* Start Supplied records *
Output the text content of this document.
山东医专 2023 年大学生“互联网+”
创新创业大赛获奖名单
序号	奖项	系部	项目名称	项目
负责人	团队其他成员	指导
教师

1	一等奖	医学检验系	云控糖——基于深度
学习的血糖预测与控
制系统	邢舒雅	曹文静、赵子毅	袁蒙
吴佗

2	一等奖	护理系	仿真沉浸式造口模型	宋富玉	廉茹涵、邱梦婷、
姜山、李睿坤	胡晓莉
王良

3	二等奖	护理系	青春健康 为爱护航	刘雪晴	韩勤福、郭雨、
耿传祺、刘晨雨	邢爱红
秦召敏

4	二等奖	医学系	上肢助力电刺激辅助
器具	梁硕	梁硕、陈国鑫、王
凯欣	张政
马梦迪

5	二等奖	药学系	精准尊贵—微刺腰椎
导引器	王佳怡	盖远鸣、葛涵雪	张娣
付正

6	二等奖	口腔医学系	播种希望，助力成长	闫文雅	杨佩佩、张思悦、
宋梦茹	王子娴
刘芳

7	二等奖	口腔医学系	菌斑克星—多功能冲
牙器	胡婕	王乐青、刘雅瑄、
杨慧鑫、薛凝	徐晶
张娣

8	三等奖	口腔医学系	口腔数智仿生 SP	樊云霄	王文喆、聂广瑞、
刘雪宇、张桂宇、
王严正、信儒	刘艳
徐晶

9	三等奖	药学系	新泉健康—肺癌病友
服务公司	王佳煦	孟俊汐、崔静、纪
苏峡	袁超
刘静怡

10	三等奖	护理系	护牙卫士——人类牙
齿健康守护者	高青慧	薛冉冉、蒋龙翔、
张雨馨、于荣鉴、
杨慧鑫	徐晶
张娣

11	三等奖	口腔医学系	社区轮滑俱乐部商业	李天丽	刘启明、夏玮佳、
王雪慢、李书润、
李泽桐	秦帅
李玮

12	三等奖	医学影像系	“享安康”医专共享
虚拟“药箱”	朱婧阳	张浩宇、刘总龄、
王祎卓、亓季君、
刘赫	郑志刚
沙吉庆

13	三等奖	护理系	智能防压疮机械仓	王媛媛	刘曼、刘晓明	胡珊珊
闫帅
* End Supplied records *
Reproduce the material precisely, including every line.

■ Written reply
Output the text content of this document.
山东医专 2023 年大学生“互联网+”
创新创业大赛获奖名单
序号	奖项	系部	项目名称	项目
负责人	团队其他成员	指导
教师

1	一等奖	医学检验系	云控糖——基于深度
学习的血糖预测与控
制系统	邢舒雅	曹文静、赵子毅	袁蒙
吴佗

2	一等奖	护理系	仿真沉浸式造口模型	宋富玉	廉茹涵、邱梦婷、
姜山、李睿坤	胡晓莉
王良

3	二等奖	护理系	青春健康 为爱护航	刘雪晴	韩勤福、郭雨、
耿传祺、刘晨雨	邢爱红
秦召敏

4	二等奖	医学系	上肢助力电刺激辅助
器具	梁硕	梁硕、陈国鑫、王
凯欣	张政
马梦迪

5	二等奖	药学系	精准尊贵—微刺腰椎
导引器	王佳怡	盖远鸣、葛涵雪	张娣
付正

6	二等奖	口腔医学系	播种希望，助力成长	闫文雅	杨佩佩、张思悦、
宋梦茹	王子娴
刘芳

7	二等奖	口腔医学系	菌斑克星—多功能冲
牙器	胡婕	王乐青、刘雅瑄、
杨慧鑫、薛凝	徐晶
张娣

8	三等奖	口腔医学系	口腔数智仿生 SP	樊云霄	王文喆、聂广瑞、
刘雪宇、张桂宇、
王严正、信儒	刘艳
徐晶

9	三等奖	药学系	新泉健康—肺癌病友
服务公司	王佳煦	孟俊汐、崔静、纪
苏峡	袁超
刘静怡

10	三等奖	护理系	护牙卫士——人类牙
齿健康守护者	高青慧	薛冉冉、蒋龙翔、
张雨馨、于荣鉴、
杨慧鑫	徐晶
张娣

11	三等奖	口腔医学系	社区轮滑俱乐部商业	李天丽	刘启明、夏玮佳、
王雪慢、李书润、
李泽桐	秦帅
李玮

12	三等奖	医学影像系	“享安康”医专共享
虚拟“药箱”	朱婧阳	张浩宇、刘总龄、
王祎卓、亓季君、
刘赫	郑志刚
沙吉庆

13	三等奖	护理系	智能防压疮机械仓	王媛媛	刘曼、刘晓明	胡珊珊
闫帅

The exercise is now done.